* WORK TO COMPLETE
In the entries below, count each line holding the word "structured". Answer with the total alone.

Stored data:
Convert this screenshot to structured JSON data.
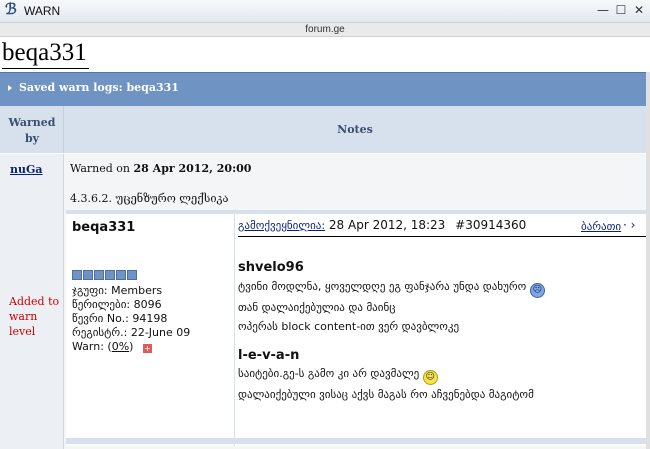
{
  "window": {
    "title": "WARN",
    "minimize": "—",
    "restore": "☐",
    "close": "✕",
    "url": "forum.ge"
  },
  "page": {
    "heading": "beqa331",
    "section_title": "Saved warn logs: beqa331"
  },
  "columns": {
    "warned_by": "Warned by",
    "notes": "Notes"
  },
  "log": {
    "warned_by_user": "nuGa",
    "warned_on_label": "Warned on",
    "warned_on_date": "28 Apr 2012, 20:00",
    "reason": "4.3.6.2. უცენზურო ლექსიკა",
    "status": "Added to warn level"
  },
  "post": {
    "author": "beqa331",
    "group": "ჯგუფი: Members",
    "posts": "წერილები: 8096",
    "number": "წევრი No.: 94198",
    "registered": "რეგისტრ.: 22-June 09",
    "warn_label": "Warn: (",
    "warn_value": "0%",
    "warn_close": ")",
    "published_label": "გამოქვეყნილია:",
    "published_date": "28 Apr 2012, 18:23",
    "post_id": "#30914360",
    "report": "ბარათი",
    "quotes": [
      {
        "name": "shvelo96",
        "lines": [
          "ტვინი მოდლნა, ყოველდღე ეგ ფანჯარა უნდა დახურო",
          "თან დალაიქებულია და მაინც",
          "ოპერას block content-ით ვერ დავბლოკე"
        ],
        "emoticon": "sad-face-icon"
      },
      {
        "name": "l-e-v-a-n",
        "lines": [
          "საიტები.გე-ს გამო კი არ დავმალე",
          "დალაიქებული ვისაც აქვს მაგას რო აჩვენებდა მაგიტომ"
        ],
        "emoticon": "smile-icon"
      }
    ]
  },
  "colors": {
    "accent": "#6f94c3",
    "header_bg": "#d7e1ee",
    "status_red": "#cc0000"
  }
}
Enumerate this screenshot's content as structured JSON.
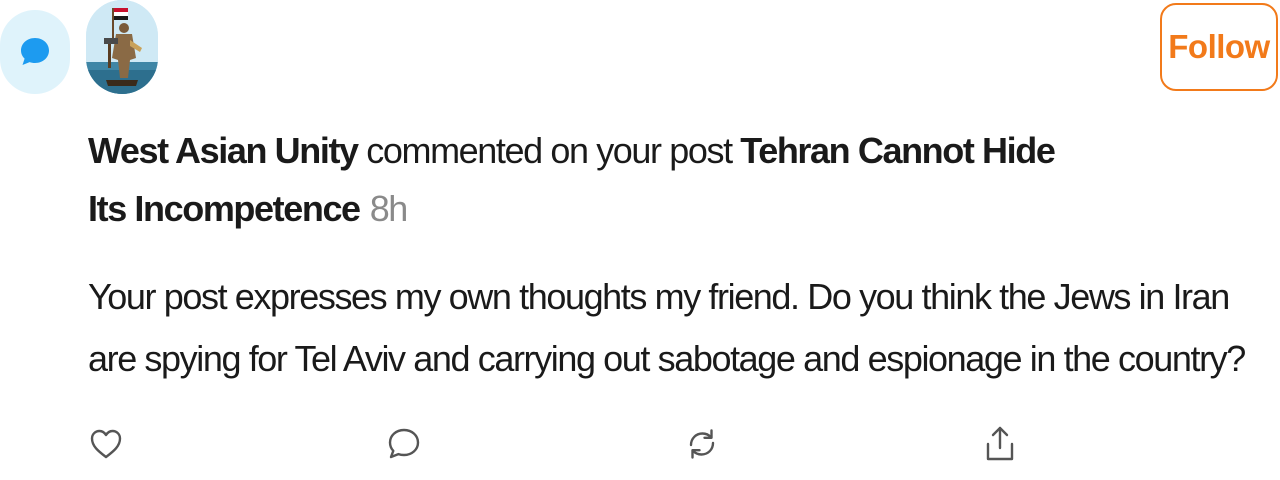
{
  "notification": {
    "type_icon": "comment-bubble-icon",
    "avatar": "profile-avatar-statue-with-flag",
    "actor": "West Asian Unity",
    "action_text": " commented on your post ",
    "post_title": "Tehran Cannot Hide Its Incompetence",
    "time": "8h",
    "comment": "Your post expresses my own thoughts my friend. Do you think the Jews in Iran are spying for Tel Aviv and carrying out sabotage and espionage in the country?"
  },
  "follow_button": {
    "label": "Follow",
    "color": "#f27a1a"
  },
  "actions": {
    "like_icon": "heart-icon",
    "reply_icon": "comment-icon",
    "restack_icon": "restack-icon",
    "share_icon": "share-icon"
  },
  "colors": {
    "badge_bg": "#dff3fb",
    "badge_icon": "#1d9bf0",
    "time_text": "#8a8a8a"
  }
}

--

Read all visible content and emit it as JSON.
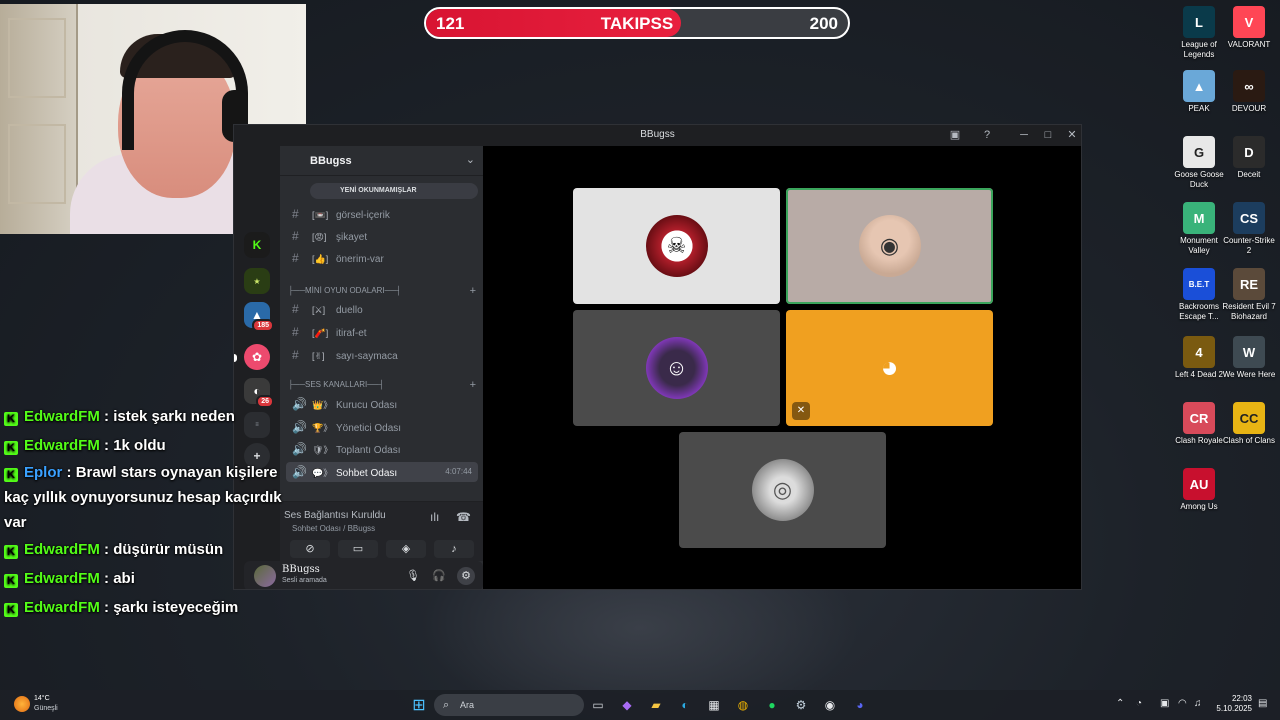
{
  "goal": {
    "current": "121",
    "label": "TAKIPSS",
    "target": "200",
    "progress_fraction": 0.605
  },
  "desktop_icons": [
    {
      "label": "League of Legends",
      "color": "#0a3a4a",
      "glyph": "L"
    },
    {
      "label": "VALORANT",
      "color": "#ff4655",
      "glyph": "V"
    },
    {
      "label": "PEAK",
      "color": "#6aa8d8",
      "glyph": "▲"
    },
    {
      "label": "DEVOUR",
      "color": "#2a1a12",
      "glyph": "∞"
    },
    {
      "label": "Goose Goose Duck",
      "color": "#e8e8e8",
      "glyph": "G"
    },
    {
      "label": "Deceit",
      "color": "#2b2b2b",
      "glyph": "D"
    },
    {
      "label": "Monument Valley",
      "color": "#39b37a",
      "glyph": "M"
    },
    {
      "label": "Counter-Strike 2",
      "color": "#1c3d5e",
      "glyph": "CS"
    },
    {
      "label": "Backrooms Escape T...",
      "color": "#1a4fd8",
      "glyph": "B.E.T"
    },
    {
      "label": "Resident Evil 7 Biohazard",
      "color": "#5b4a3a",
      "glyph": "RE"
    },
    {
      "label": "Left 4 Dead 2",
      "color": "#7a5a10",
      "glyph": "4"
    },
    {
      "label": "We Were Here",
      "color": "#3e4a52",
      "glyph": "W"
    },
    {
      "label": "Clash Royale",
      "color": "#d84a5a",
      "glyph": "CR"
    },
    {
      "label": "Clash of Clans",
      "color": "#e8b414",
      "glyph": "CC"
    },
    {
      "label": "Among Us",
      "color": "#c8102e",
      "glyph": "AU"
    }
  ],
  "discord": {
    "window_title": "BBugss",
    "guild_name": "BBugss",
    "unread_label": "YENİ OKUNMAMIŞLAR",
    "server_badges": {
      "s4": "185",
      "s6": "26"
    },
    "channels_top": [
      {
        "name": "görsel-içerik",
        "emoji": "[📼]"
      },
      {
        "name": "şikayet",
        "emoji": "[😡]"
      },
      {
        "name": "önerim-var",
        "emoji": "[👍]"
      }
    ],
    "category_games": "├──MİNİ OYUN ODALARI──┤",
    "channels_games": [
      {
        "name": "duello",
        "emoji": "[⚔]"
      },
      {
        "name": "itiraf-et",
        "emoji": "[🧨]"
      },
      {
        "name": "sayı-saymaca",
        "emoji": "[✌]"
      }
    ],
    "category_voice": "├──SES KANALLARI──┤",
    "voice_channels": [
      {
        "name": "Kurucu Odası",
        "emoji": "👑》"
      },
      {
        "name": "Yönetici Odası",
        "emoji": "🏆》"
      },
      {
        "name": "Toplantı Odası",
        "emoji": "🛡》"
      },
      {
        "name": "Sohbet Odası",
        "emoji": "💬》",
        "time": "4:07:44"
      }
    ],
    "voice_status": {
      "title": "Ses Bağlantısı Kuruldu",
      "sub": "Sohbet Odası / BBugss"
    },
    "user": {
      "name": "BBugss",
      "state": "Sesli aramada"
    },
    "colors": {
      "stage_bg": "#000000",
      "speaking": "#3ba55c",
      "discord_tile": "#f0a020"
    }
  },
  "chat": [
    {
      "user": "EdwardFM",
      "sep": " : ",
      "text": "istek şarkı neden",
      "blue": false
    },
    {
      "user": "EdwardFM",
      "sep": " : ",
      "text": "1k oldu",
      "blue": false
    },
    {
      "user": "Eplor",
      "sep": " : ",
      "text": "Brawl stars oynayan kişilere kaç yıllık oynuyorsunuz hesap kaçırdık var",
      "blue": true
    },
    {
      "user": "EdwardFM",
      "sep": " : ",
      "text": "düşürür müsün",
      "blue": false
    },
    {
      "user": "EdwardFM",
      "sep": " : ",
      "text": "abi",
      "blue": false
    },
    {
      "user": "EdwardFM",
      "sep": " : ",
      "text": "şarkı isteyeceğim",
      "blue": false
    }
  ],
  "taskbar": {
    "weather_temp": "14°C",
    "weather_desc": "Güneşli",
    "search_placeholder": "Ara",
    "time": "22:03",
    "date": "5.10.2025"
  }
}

---

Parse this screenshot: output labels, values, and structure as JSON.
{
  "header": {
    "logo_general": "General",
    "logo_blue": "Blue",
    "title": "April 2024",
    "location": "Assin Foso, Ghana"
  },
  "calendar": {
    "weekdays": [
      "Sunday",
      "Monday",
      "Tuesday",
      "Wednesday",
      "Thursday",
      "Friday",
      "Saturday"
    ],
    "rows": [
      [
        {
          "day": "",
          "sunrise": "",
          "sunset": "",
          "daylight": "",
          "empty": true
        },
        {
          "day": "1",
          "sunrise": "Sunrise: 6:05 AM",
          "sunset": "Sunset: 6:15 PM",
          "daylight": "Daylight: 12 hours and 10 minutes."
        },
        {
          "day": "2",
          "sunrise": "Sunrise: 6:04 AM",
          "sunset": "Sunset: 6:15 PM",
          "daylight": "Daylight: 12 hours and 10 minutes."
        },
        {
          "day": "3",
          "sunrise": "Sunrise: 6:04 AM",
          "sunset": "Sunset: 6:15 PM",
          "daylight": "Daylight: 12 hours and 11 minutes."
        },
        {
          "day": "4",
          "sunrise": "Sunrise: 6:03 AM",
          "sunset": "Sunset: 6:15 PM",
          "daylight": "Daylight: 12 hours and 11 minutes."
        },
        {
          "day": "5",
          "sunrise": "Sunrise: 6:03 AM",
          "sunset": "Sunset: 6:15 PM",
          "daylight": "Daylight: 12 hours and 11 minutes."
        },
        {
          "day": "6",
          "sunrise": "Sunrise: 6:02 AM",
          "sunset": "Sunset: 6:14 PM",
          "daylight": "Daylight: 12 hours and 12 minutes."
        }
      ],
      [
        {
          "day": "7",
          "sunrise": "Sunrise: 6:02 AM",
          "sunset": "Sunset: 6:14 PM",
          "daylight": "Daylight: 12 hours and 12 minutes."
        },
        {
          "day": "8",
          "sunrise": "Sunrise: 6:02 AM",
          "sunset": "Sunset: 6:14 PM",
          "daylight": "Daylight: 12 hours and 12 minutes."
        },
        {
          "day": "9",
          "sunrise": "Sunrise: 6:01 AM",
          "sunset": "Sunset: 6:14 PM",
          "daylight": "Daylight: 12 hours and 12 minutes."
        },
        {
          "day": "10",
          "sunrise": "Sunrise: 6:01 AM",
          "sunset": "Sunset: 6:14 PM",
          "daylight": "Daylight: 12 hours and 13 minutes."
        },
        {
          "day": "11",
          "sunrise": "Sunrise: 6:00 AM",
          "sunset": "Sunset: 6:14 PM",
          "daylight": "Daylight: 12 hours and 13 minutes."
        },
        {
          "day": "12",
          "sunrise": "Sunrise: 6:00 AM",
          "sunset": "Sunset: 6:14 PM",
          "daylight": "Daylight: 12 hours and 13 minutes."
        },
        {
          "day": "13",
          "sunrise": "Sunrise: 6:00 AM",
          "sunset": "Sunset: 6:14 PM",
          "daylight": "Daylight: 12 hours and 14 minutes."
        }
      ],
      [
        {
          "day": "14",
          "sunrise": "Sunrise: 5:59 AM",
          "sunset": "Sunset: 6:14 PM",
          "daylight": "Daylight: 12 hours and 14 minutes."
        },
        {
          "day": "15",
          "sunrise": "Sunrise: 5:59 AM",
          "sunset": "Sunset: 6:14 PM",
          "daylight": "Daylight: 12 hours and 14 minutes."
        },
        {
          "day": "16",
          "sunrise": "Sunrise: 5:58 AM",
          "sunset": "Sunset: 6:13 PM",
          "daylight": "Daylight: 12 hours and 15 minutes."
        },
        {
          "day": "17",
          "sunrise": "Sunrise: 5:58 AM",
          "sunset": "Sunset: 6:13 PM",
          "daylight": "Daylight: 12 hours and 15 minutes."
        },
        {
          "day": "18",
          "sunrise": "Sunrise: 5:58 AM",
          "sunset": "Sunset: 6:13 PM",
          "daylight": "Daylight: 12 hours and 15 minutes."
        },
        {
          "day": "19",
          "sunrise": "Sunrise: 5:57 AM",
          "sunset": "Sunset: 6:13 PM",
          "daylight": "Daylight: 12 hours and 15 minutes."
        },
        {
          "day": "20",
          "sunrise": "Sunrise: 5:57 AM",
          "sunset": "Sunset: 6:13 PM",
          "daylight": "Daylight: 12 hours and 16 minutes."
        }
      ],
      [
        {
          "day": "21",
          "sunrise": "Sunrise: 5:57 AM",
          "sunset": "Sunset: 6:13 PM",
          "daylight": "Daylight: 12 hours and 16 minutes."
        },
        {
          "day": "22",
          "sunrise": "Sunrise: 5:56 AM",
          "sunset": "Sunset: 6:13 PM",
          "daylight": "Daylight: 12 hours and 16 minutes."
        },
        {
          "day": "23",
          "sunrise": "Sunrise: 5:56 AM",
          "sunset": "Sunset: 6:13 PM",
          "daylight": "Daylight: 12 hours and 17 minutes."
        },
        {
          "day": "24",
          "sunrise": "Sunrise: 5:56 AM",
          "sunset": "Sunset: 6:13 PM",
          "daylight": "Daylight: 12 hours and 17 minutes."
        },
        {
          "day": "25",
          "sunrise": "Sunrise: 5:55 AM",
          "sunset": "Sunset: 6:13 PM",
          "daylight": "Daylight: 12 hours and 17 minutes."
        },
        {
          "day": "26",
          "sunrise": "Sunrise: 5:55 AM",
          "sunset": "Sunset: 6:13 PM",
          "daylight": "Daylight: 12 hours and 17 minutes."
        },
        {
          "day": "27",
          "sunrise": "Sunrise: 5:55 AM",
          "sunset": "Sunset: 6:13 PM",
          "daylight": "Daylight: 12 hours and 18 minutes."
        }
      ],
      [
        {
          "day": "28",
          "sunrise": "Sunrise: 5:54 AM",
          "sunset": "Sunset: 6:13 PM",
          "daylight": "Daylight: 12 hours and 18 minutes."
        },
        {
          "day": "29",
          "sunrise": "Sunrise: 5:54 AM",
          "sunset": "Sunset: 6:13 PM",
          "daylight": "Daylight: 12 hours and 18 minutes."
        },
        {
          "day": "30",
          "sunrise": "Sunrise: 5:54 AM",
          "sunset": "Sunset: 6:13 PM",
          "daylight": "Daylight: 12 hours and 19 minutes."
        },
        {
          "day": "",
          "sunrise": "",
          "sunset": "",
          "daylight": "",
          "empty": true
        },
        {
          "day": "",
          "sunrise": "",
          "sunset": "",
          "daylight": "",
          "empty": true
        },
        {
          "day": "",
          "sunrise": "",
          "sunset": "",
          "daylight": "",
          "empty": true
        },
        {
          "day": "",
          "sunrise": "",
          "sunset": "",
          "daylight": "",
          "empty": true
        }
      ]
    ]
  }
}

* EXERCISE RESPONSE
2